What is needed: Nothing but the lines from the one with "What data was" to the final line should be returned, each exactly as it appears.

--- start of Items ---

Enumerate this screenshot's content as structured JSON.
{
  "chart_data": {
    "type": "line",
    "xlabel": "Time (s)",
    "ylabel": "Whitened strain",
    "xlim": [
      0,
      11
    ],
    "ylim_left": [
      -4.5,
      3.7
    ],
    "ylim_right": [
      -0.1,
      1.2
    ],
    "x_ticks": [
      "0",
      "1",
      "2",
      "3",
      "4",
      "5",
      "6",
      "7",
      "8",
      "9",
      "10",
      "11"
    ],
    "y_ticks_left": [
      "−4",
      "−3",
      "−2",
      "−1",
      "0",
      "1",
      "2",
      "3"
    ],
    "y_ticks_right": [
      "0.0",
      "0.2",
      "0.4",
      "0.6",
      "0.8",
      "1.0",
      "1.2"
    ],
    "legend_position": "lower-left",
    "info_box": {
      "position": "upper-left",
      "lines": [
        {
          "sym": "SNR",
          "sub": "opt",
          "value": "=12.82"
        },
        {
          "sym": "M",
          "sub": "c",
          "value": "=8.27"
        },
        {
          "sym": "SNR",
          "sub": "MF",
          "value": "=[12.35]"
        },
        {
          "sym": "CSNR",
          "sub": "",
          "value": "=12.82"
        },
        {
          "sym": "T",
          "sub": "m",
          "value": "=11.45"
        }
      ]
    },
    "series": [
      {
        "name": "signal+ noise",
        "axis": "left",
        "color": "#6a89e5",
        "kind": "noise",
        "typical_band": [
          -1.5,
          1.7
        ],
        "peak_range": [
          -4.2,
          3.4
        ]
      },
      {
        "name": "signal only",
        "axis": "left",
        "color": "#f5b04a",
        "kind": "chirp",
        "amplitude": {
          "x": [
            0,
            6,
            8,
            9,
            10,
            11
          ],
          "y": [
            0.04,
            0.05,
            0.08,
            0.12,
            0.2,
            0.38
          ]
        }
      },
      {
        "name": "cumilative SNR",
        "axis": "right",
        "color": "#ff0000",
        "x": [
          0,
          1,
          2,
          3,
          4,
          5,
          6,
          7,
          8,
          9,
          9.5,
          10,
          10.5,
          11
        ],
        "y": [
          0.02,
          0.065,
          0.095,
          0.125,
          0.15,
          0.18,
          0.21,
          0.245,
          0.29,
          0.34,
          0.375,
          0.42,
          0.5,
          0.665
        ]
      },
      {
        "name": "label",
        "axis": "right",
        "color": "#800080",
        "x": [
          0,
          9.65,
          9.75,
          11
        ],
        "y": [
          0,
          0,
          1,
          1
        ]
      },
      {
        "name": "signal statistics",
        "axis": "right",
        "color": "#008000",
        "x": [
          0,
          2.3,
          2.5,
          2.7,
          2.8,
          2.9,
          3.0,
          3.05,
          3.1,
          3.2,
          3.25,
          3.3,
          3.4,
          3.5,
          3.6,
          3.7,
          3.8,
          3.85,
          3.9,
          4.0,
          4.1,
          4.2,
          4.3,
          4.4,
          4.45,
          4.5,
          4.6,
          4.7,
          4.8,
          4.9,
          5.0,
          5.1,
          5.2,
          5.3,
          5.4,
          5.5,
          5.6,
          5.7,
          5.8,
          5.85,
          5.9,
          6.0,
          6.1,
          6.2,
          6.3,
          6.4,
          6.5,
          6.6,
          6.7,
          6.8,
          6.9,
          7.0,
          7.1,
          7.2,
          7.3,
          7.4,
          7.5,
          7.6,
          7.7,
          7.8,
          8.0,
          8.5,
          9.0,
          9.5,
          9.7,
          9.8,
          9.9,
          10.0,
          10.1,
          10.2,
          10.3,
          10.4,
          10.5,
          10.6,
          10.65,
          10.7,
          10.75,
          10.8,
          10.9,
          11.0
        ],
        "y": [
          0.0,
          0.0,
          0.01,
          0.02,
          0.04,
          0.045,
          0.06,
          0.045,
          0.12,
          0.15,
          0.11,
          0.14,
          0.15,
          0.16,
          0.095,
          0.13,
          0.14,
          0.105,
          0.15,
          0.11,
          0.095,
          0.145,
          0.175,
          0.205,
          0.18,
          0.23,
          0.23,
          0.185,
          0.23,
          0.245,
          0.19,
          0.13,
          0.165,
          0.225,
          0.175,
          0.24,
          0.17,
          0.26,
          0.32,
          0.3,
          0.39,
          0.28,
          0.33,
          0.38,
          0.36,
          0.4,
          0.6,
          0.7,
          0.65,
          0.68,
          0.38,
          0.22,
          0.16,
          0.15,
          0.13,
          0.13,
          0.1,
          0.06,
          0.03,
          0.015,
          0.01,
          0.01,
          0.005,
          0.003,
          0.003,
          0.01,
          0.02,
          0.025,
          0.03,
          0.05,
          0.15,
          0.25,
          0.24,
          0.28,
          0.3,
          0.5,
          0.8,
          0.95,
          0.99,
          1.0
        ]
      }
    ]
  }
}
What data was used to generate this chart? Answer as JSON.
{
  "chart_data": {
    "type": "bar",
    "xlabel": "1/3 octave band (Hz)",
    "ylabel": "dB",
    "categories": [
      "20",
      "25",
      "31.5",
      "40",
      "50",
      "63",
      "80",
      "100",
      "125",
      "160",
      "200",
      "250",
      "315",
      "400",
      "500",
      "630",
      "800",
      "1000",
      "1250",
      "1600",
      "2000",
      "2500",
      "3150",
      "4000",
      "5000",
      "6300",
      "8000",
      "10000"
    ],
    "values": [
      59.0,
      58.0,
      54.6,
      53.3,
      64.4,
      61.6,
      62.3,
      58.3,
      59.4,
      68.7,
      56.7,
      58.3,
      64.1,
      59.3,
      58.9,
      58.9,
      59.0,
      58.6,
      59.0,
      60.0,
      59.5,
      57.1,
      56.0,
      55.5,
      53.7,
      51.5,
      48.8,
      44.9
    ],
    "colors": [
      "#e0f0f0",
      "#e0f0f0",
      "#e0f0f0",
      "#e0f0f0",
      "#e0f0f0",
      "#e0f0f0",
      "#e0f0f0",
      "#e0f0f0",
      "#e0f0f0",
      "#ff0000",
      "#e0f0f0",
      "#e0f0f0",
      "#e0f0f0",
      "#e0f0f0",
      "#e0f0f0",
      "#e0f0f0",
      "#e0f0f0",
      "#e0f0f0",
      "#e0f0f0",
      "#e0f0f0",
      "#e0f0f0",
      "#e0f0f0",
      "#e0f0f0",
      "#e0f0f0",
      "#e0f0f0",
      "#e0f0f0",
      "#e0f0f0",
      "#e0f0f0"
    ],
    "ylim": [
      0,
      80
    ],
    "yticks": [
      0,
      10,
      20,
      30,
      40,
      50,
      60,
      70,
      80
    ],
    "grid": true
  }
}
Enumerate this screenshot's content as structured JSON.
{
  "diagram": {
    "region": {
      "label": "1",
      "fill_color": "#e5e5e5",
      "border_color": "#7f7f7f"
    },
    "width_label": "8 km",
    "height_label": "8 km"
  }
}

--- end of Items ---

Task response:
What data was used to generate this chart? Answer as JSON.
{
  "chart_data": {
    "type": "bar",
    "xlabel": "1/3 octave band (Hz)",
    "ylabel": "dB",
    "categories": [
      "20",
      "25",
      "31.5",
      "40",
      "50",
      "63",
      "80",
      "100",
      "125",
      "160",
      "200",
      "250",
      "315",
      "400",
      "500",
      "630",
      "800",
      "1000",
      "1250",
      "1600",
      "2000",
      "2500",
      "3150",
      "4000",
      "5000",
      "6300",
      "8000",
      "10000"
    ],
    "values": [
      59.0,
      58.0,
      54.6,
      53.3,
      64.4,
      61.6,
      62.3,
      58.3,
      59.4,
      68.7,
      56.7,
      58.3,
      64.1,
      59.3,
      58.9,
      58.9,
      59.0,
      58.6,
      59.0,
      60.0,
      59.5,
      57.1,
      56.0,
      55.5,
      53.7,
      51.5,
      48.8,
      44.9
    ],
    "colors": [
      "#e0f0f0",
      "#e0f0f0",
      "#e0f0f0",
      "#e0f0f0",
      "#e0f0f0",
      "#e0f0f0",
      "#e0f0f0",
      "#e0f0f0",
      "#e0f0f0",
      "#ff0000",
      "#e0f0f0",
      "#e0f0f0",
      "#e0f0f0",
      "#e0f0f0",
      "#e0f0f0",
      "#e0f0f0",
      "#e0f0f0",
      "#e0f0f0",
      "#e0f0f0",
      "#e0f0f0",
      "#e0f0f0",
      "#e0f0f0",
      "#e0f0f0",
      "#e0f0f0",
      "#e0f0f0",
      "#e0f0f0",
      "#e0f0f0",
      "#e0f0f0"
    ],
    "ylim": [
      0,
      80
    ],
    "yticks": [
      0,
      10,
      20,
      30,
      40,
      50,
      60,
      70,
      80
    ],
    "grid": true
  }
}
Enumerate this screenshot's content as structured JSON.
{
  "diagram": {
    "region": {
      "label": "1",
      "fill_color": "#e5e5e5",
      "border_color": "#7f7f7f"
    },
    "width_label": "8 km",
    "height_label": "8 km"
  }
}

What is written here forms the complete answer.